To do
Rewrite each of the entries below, swapping "side view" for "lateral view" wherever it appears and leaving everything else unchanged.
━━━━━━━━
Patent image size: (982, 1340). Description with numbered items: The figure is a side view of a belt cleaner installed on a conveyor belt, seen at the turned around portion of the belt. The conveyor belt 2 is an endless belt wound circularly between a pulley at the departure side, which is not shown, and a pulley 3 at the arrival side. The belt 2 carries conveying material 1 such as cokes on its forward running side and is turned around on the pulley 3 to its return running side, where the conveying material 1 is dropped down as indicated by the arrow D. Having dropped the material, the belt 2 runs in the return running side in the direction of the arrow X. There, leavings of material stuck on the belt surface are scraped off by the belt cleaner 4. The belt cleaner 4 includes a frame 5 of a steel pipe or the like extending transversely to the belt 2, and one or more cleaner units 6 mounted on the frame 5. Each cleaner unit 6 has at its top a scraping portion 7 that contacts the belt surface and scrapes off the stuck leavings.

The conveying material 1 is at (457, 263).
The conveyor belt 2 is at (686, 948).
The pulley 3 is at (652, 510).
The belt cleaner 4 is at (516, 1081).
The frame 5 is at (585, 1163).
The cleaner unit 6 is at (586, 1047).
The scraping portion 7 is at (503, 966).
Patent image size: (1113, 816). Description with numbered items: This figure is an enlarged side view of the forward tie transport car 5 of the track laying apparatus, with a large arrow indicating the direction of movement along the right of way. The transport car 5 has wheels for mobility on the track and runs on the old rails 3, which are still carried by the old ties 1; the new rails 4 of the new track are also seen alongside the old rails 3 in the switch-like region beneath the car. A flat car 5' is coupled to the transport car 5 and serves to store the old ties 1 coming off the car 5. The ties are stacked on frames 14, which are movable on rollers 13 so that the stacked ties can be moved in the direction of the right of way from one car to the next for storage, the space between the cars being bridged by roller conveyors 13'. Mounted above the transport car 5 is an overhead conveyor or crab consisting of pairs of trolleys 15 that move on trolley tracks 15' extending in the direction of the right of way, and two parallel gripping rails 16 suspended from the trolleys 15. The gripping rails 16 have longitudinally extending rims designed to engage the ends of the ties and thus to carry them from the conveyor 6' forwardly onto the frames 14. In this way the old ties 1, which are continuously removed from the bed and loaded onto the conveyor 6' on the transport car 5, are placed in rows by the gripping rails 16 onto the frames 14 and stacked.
━━━━━━━━
Problem solution
Patent image size: (982, 1340). Description with numbered items: The figure is a lateral view of a belt cleaner installed on a conveyor belt, seen at the turned around portion of the belt. The conveyor belt 2 is an endless belt wound circularly between a pulley at the departure side, which is not shown, and a pulley 3 at the arrival side. The belt 2 carries conveying material 1 such as cokes on its forward running side and is turned around on the pulley 3 to its return running side, where the conveying material 1 is dropped down as indicated by the arrow D. Having dropped the material, the belt 2 runs in the return running side in the direction of the arrow X. There, leavings of material stuck on the belt surface are scraped off by the belt cleaner 4. The belt cleaner 4 includes a frame 5 of a steel pipe or the like extending transversely to the belt 2, and one or more cleaner units 6 mounted on the frame 5. Each cleaner unit 6 has at its top a scraping portion 7 that contacts the belt surface and scrapes off the stuck leavings.

The conveying material 1 is at (457, 263).
The conveyor belt 2 is at (686, 948).
The pulley 3 is at (652, 510).
The belt cleaner 4 is at (516, 1081).
The frame 5 is at (585, 1163).
The cleaner unit 6 is at (586, 1047).
The scraping portion 7 is at (503, 966).
Patent image size: (1113, 816). Description with numbered items: This figure is an enlarged lateral view of the forward tie transport car 5 of the track laying apparatus, with a large arrow indicating the direction of movement along the right of way. The transport car 5 has wheels for mobility on the track and runs on the old rails 3, which are still carried by the old ties 1; the new rails 4 of the new track are also seen alongside the old rails 3 in the switch-like region beneath the car. A flat car 5' is coupled to the transport car 5 and serves to store the old ties 1 coming off the car 5. The ties are stacked on frames 14, which are movable on rollers 13 so that the stacked ties can be moved in the direction of the right of way from one car to the next for storage, the space between the cars being bridged by roller conveyors 13'. Mounted above the transport car 5 is an overhead conveyor or crab consisting of pairs of trolleys 15 that move on trolley tracks 15' extending in the direction of the right of way, and two parallel gripping rails 16 suspended from the trolleys 15. The gripping rails 16 have longitudinally extending rims designed to engage the ends of the ties and thus to carry them from the conveyor 6' forwardly onto the frames 14. In this way the old ties 1, which are continuously removed from the bed and loaded onto the conveyor 6' on the transport car 5, are placed in rows by the gripping rails 16 onto the frames 14 and stacked.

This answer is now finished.